■ Task to carry out ■
Every line below should be copied exactly; drop the pictures.

## BEGIN Exercise input

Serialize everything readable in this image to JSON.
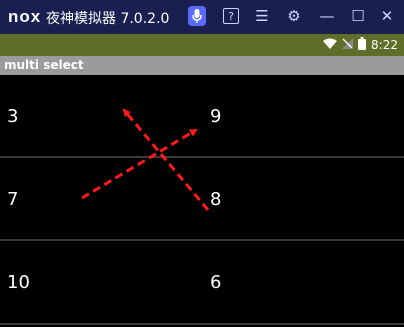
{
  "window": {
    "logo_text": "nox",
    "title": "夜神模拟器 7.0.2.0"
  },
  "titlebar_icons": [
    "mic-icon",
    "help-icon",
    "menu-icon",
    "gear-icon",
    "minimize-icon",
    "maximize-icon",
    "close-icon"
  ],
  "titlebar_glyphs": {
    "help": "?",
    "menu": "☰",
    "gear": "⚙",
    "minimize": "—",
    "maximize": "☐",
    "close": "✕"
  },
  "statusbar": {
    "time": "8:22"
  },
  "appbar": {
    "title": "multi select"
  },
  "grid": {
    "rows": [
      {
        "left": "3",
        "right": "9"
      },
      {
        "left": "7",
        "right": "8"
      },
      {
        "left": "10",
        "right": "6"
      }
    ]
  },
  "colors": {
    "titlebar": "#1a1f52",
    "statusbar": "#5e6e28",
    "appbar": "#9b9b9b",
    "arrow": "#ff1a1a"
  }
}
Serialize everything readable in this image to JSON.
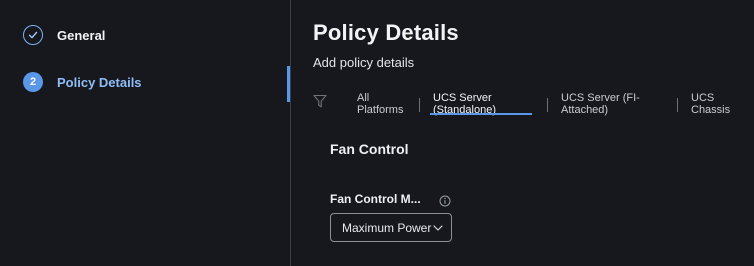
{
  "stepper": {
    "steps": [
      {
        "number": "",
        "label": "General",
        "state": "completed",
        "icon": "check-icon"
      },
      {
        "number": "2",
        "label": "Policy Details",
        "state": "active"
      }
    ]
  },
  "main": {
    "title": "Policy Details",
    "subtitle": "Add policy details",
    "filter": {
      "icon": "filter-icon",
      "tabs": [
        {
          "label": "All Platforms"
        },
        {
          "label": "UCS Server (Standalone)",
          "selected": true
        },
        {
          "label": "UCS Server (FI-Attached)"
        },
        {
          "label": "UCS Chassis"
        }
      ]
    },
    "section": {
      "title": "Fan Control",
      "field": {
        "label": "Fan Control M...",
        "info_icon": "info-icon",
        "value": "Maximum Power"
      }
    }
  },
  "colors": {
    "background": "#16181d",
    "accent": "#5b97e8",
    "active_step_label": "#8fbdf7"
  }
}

## END Exercise input

■ Correct output ■
Serialize everything readable in this image to JSON.
{
  "window": {
    "logo_text": "nox",
    "title": "夜神模拟器 7.0.2.0"
  },
  "titlebar_icons": [
    "mic-icon",
    "help-icon",
    "menu-icon",
    "gear-icon",
    "minimize-icon",
    "maximize-icon",
    "close-icon"
  ],
  "titlebar_glyphs": {
    "help": "?",
    "menu": "☰",
    "gear": "⚙",
    "minimize": "—",
    "maximize": "☐",
    "close": "✕"
  },
  "statusbar": {
    "time": "8:22"
  },
  "appbar": {
    "title": "multi select"
  },
  "grid": {
    "rows": [
      {
        "left": "3",
        "right": "9"
      },
      {
        "left": "7",
        "right": "8"
      },
      {
        "left": "10",
        "right": "6"
      }
    ]
  },
  "colors": {
    "titlebar": "#1a1f52",
    "statusbar": "#5e6e28",
    "appbar": "#9b9b9b",
    "arrow": "#ff1a1a"
  }
}
Serialize everything readable in this image to JSON.
{
  "stepper": {
    "steps": [
      {
        "number": "",
        "label": "General",
        "state": "completed",
        "icon": "check-icon"
      },
      {
        "number": "2",
        "label": "Policy Details",
        "state": "active"
      }
    ]
  },
  "main": {
    "title": "Policy Details",
    "subtitle": "Add policy details",
    "filter": {
      "icon": "filter-icon",
      "tabs": [
        {
          "label": "All Platforms"
        },
        {
          "label": "UCS Server (Standalone)",
          "selected": true
        },
        {
          "label": "UCS Server (FI-Attached)"
        },
        {
          "label": "UCS Chassis"
        }
      ]
    },
    "section": {
      "title": "Fan Control",
      "field": {
        "label": "Fan Control M...",
        "info_icon": "info-icon",
        "value": "Maximum Power"
      }
    }
  },
  "colors": {
    "background": "#16181d",
    "accent": "#5b97e8",
    "active_step_label": "#8fbdf7"
  }
}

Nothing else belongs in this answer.